• _Request_
Send back the entries below exactly as they appear.

'''

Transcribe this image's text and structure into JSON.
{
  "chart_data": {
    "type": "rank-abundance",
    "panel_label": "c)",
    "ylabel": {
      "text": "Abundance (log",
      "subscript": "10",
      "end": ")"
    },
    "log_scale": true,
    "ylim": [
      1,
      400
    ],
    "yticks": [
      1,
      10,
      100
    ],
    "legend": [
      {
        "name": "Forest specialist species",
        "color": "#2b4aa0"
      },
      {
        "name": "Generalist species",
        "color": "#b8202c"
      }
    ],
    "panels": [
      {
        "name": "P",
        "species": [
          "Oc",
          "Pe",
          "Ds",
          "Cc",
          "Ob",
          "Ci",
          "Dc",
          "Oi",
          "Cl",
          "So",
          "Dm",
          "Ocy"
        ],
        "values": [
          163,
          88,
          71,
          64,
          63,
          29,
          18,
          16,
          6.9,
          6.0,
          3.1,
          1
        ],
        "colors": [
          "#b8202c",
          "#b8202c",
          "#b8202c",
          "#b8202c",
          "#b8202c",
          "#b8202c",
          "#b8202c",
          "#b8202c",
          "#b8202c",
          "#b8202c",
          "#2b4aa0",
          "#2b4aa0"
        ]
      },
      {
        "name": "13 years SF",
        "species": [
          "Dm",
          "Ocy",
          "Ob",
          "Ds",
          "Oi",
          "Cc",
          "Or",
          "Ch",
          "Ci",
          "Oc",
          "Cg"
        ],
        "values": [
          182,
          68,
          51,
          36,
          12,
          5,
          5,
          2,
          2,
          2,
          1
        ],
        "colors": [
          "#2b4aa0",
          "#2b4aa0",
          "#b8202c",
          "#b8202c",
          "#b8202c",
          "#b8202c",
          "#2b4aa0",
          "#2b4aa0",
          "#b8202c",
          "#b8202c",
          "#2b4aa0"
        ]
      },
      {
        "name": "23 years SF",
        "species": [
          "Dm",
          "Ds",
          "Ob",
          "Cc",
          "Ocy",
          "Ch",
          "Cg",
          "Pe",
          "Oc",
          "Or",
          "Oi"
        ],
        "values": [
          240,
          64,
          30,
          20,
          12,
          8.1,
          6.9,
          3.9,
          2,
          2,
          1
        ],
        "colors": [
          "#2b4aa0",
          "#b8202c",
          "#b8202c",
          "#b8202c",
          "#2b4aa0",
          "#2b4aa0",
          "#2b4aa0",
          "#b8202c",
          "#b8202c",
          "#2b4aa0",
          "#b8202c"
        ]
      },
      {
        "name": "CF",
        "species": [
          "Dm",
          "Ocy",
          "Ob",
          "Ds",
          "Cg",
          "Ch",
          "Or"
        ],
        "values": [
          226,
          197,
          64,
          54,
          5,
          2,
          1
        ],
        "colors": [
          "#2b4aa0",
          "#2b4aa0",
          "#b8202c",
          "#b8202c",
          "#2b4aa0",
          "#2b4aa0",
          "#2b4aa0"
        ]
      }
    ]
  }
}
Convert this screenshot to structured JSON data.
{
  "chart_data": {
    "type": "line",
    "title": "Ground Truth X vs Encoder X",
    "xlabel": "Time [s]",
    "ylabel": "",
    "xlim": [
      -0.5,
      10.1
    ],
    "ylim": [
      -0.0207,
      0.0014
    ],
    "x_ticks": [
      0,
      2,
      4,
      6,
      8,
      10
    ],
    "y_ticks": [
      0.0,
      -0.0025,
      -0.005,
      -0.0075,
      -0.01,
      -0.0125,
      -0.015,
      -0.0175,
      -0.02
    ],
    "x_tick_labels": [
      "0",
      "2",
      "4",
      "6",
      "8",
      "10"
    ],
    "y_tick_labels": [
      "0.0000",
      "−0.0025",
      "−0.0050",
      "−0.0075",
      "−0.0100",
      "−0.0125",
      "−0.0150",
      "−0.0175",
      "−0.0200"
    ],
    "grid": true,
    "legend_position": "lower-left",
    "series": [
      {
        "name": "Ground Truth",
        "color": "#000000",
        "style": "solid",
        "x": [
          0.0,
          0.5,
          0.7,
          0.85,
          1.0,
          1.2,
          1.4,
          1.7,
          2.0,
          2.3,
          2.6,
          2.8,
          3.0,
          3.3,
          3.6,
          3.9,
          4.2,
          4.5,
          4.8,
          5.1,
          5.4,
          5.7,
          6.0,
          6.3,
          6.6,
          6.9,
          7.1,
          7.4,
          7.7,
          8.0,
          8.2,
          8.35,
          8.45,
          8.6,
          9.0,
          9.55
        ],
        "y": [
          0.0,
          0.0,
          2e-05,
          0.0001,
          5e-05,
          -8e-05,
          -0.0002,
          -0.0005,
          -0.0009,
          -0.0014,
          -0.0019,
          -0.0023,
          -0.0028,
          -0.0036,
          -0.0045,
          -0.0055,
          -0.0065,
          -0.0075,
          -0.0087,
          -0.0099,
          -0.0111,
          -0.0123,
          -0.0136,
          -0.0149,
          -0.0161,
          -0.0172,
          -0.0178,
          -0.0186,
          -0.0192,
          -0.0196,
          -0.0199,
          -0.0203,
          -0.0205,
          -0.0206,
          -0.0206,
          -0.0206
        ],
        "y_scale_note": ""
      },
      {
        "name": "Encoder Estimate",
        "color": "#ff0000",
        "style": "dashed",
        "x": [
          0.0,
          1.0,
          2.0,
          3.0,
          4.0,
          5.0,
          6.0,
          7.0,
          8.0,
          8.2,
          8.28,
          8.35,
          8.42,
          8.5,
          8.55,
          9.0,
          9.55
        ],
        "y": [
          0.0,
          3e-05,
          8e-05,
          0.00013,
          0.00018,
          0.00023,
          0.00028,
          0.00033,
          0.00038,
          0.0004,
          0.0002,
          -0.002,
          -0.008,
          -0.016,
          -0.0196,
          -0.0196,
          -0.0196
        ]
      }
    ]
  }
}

'''

• _Output of the exercise_
Transcribe this image's text and structure into JSON.
{
  "chart_data": {
    "type": "rank-abundance",
    "panel_label": "c)",
    "ylabel": {
      "text": "Abundance (log",
      "subscript": "10",
      "end": ")"
    },
    "log_scale": true,
    "ylim": [
      1,
      400
    ],
    "yticks": [
      1,
      10,
      100
    ],
    "legend": [
      {
        "name": "Forest specialist species",
        "color": "#2b4aa0"
      },
      {
        "name": "Generalist species",
        "color": "#b8202c"
      }
    ],
    "panels": [
      {
        "name": "P",
        "species": [
          "Oc",
          "Pe",
          "Ds",
          "Cc",
          "Ob",
          "Ci",
          "Dc",
          "Oi",
          "Cl",
          "So",
          "Dm",
          "Ocy"
        ],
        "values": [
          163,
          88,
          71,
          64,
          63,
          29,
          18,
          16,
          6.9,
          6.0,
          3.1,
          1
        ],
        "colors": [
          "#b8202c",
          "#b8202c",
          "#b8202c",
          "#b8202c",
          "#b8202c",
          "#b8202c",
          "#b8202c",
          "#b8202c",
          "#b8202c",
          "#b8202c",
          "#2b4aa0",
          "#2b4aa0"
        ]
      },
      {
        "name": "13 years SF",
        "species": [
          "Dm",
          "Ocy",
          "Ob",
          "Ds",
          "Oi",
          "Cc",
          "Or",
          "Ch",
          "Ci",
          "Oc",
          "Cg"
        ],
        "values": [
          182,
          68,
          51,
          36,
          12,
          5,
          5,
          2,
          2,
          2,
          1
        ],
        "colors": [
          "#2b4aa0",
          "#2b4aa0",
          "#b8202c",
          "#b8202c",
          "#b8202c",
          "#b8202c",
          "#2b4aa0",
          "#2b4aa0",
          "#b8202c",
          "#b8202c",
          "#2b4aa0"
        ]
      },
      {
        "name": "23 years SF",
        "species": [
          "Dm",
          "Ds",
          "Ob",
          "Cc",
          "Ocy",
          "Ch",
          "Cg",
          "Pe",
          "Oc",
          "Or",
          "Oi"
        ],
        "values": [
          240,
          64,
          30,
          20,
          12,
          8.1,
          6.9,
          3.9,
          2,
          2,
          1
        ],
        "colors": [
          "#2b4aa0",
          "#b8202c",
          "#b8202c",
          "#b8202c",
          "#2b4aa0",
          "#2b4aa0",
          "#2b4aa0",
          "#b8202c",
          "#b8202c",
          "#2b4aa0",
          "#b8202c"
        ]
      },
      {
        "name": "CF",
        "species": [
          "Dm",
          "Ocy",
          "Ob",
          "Ds",
          "Cg",
          "Ch",
          "Or"
        ],
        "values": [
          226,
          197,
          64,
          54,
          5,
          2,
          1
        ],
        "colors": [
          "#2b4aa0",
          "#2b4aa0",
          "#b8202c",
          "#b8202c",
          "#2b4aa0",
          "#2b4aa0",
          "#2b4aa0"
        ]
      }
    ]
  }
}
Convert this screenshot to structured JSON data.
{
  "chart_data": {
    "type": "line",
    "title": "Ground Truth X vs Encoder X",
    "xlabel": "Time [s]",
    "ylabel": "",
    "xlim": [
      -0.5,
      10.1
    ],
    "ylim": [
      -0.0207,
      0.0014
    ],
    "x_ticks": [
      0,
      2,
      4,
      6,
      8,
      10
    ],
    "y_ticks": [
      0.0,
      -0.0025,
      -0.005,
      -0.0075,
      -0.01,
      -0.0125,
      -0.015,
      -0.0175,
      -0.02
    ],
    "x_tick_labels": [
      "0",
      "2",
      "4",
      "6",
      "8",
      "10"
    ],
    "y_tick_labels": [
      "0.0000",
      "−0.0025",
      "−0.0050",
      "−0.0075",
      "−0.0100",
      "−0.0125",
      "−0.0150",
      "−0.0175",
      "−0.0200"
    ],
    "grid": true,
    "legend_position": "lower-left",
    "series": [
      {
        "name": "Ground Truth",
        "color": "#000000",
        "style": "solid",
        "x": [
          0.0,
          0.5,
          0.7,
          0.85,
          1.0,
          1.2,
          1.4,
          1.7,
          2.0,
          2.3,
          2.6,
          2.8,
          3.0,
          3.3,
          3.6,
          3.9,
          4.2,
          4.5,
          4.8,
          5.1,
          5.4,
          5.7,
          6.0,
          6.3,
          6.6,
          6.9,
          7.1,
          7.4,
          7.7,
          8.0,
          8.2,
          8.35,
          8.45,
          8.6,
          9.0,
          9.55
        ],
        "y": [
          0.0,
          0.0,
          2e-05,
          0.0001,
          5e-05,
          -8e-05,
          -0.0002,
          -0.0005,
          -0.0009,
          -0.0014,
          -0.0019,
          -0.0023,
          -0.0028,
          -0.0036,
          -0.0045,
          -0.0055,
          -0.0065,
          -0.0075,
          -0.0087,
          -0.0099,
          -0.0111,
          -0.0123,
          -0.0136,
          -0.0149,
          -0.0161,
          -0.0172,
          -0.0178,
          -0.0186,
          -0.0192,
          -0.0196,
          -0.0199,
          -0.0203,
          -0.0205,
          -0.0206,
          -0.0206,
          -0.0206
        ],
        "y_scale_note": ""
      },
      {
        "name": "Encoder Estimate",
        "color": "#ff0000",
        "style": "dashed",
        "x": [
          0.0,
          1.0,
          2.0,
          3.0,
          4.0,
          5.0,
          6.0,
          7.0,
          8.0,
          8.2,
          8.28,
          8.35,
          8.42,
          8.5,
          8.55,
          9.0,
          9.55
        ],
        "y": [
          0.0,
          3e-05,
          8e-05,
          0.00013,
          0.00018,
          0.00023,
          0.00028,
          0.00033,
          0.00038,
          0.0004,
          0.0002,
          -0.002,
          -0.008,
          -0.016,
          -0.0196,
          -0.0196,
          -0.0196
        ]
      }
    ]
  }
}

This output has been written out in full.